━━ The data ━━

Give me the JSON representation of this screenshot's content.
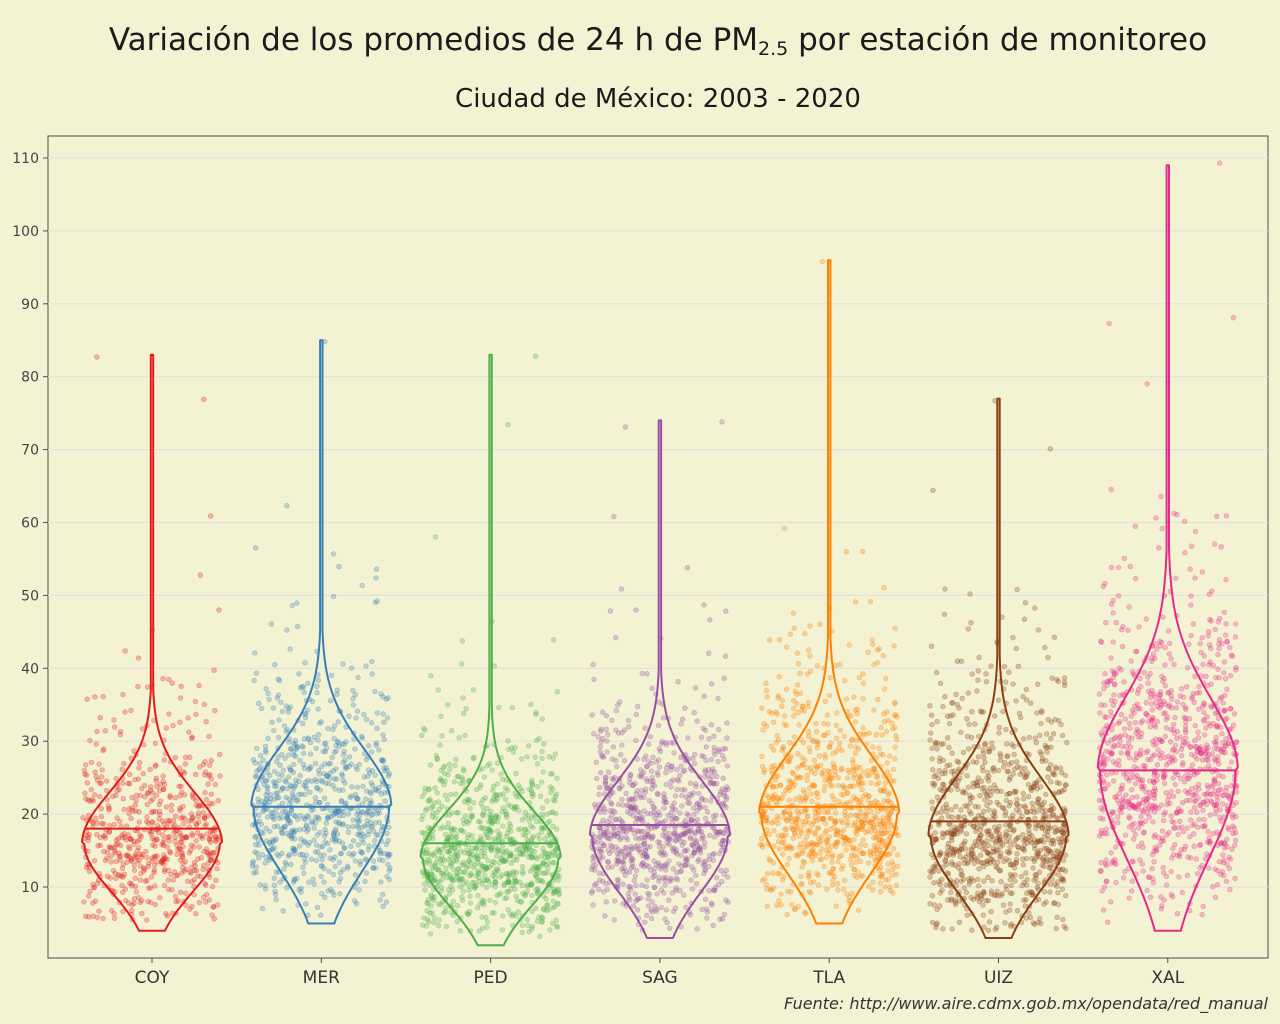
{
  "title_main": "Variación de los promedios de 24 h de PM",
  "title_sub": "2.5",
  "title_rest": " por estación de monitoreo",
  "subtitle": "Ciudad de México: 2003 - 2020",
  "source": "Fuente: http://www.aire.cdmx.gob.mx/opendata/red_manual",
  "chart_data": {
    "type": "violin",
    "title": "Variación de los promedios de 24 h de PM2.5 por estación de monitoreo",
    "subtitle": "Ciudad de México: 2003 - 2020",
    "xlabel": "",
    "ylabel": "",
    "ylim": [
      1,
      112
    ],
    "yticks": [
      10,
      20,
      30,
      40,
      50,
      60,
      70,
      80,
      90,
      100,
      110
    ],
    "grid": true,
    "categories": [
      "COY",
      "MER",
      "PED",
      "SAG",
      "TLA",
      "UIZ",
      "XAL"
    ],
    "series": [
      {
        "name": "COY",
        "color": "#e41a1c",
        "min": 4,
        "max": 83,
        "mode": 16,
        "median": 18,
        "spread": 7,
        "tail": 0.45,
        "n": 620,
        "outliers": [
          [
            -0.8,
            82.7
          ],
          [
            0.75,
            76.9
          ],
          [
            0.85,
            60.9
          ],
          [
            0.7,
            52.8
          ]
        ]
      },
      {
        "name": "MER",
        "color": "#377eb8",
        "min": 5,
        "max": 85,
        "mode": 21,
        "median": 21,
        "spread": 8,
        "tail": 0.5,
        "n": 760,
        "outliers": [
          [
            0.05,
            84.8
          ],
          [
            -0.5,
            62.3
          ],
          [
            0.8,
            53.6
          ]
        ]
      },
      {
        "name": "PED",
        "color": "#4daf4a",
        "min": 2,
        "max": 83,
        "mode": 14,
        "median": 16,
        "spread": 6.5,
        "tail": 0.6,
        "n": 900,
        "outliers": [
          [
            0.65,
            82.8
          ],
          [
            0.25,
            73.4
          ],
          [
            -0.8,
            58.0
          ]
        ]
      },
      {
        "name": "SAG",
        "color": "#984ea3",
        "min": 3,
        "max": 74,
        "mode": 17,
        "median": 18.5,
        "spread": 7.5,
        "tail": 0.5,
        "n": 850,
        "outliers": [
          [
            0.9,
            73.8
          ],
          [
            -0.5,
            73.1
          ],
          [
            0.4,
            53.8
          ]
        ]
      },
      {
        "name": "TLA",
        "color": "#ff7f00",
        "min": 5,
        "max": 96,
        "mode": 20,
        "median": 21,
        "spread": 8,
        "tail": 0.55,
        "n": 880,
        "outliers": [
          [
            -0.1,
            95.8
          ],
          [
            0.25,
            56.0
          ],
          [
            -0.65,
            59.2
          ]
        ]
      },
      {
        "name": "UIZ",
        "color": "#8b3e14",
        "min": 3,
        "max": 77,
        "mode": 17,
        "median": 19,
        "spread": 8,
        "tail": 0.6,
        "n": 950,
        "outliers": [
          [
            -0.05,
            76.7
          ],
          [
            0.75,
            70.1
          ],
          [
            -0.95,
            64.4
          ]
        ]
      },
      {
        "name": "XAL",
        "color": "#e7298a",
        "min": 4,
        "max": 109,
        "mode": 26,
        "median": 26,
        "spread": 10,
        "tail": 0.7,
        "n": 950,
        "outliers": [
          [
            0.75,
            109.3
          ],
          [
            0.95,
            88.1
          ],
          [
            -0.85,
            87.3
          ],
          [
            -0.3,
            79.0
          ]
        ]
      }
    ]
  }
}
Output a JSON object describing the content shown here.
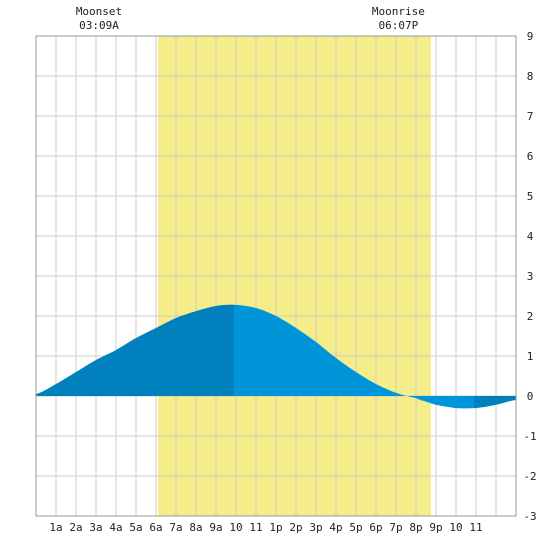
{
  "chart_data": {
    "type": "area",
    "title": "",
    "xlabel": "",
    "ylabel": "",
    "x_tick_labels": [
      "1a",
      "2a",
      "3a",
      "4a",
      "5a",
      "6a",
      "7a",
      "8a",
      "9a",
      "10",
      "11",
      "1p",
      "2p",
      "3p",
      "4p",
      "5p",
      "6p",
      "7p",
      "8p",
      "9p",
      "10",
      "11"
    ],
    "y_tick_labels": [
      "-3",
      "-2",
      "-1",
      "0",
      "1",
      "2",
      "3",
      "4",
      "5",
      "6",
      "7",
      "8",
      "9"
    ],
    "xlim_hours": [
      0,
      24
    ],
    "ylim": [
      -3,
      9
    ],
    "grid": true,
    "daylight_hours": [
      6.1,
      19.75
    ],
    "moon_events": [
      {
        "label": "Moonset",
        "time": "03:09A",
        "hour": 3.15
      },
      {
        "label": "Moonrise",
        "time": "06:07P",
        "hour": 18.12
      }
    ],
    "tide_series": {
      "hours": [
        0,
        1,
        2,
        3,
        4,
        5,
        6,
        7,
        8,
        9,
        9.9,
        11,
        12,
        13,
        14,
        15,
        16,
        17,
        18,
        19,
        19.2,
        20,
        21,
        22,
        23,
        24
      ],
      "values": [
        0.05,
        0.3,
        0.6,
        0.9,
        1.15,
        1.45,
        1.7,
        1.95,
        2.12,
        2.25,
        2.28,
        2.2,
        2.0,
        1.7,
        1.35,
        0.95,
        0.6,
        0.3,
        0.08,
        -0.05,
        -0.1,
        -0.22,
        -0.3,
        -0.3,
        -0.22,
        -0.1
      ]
    },
    "shade_split_hours": [
      9.9,
      21.9
    ]
  },
  "colors": {
    "background": "#ffffff",
    "grid": "#cccccc",
    "frame": "#999999",
    "daylight": "#f5ec8a",
    "tide_dark": "#0080bd",
    "tide_light": "#0095d8",
    "text": "#222222"
  }
}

━━━

→ Task requirements: In the entries above, identify each line that includes the string "spread", then copy it.

→ Problem solution:
        "spread": 7,
        "spread": 8,
        "spread": 6.5,
        "spread": 7.5,
        "spread": 8,
        "spread": 8,
        "spread": 10,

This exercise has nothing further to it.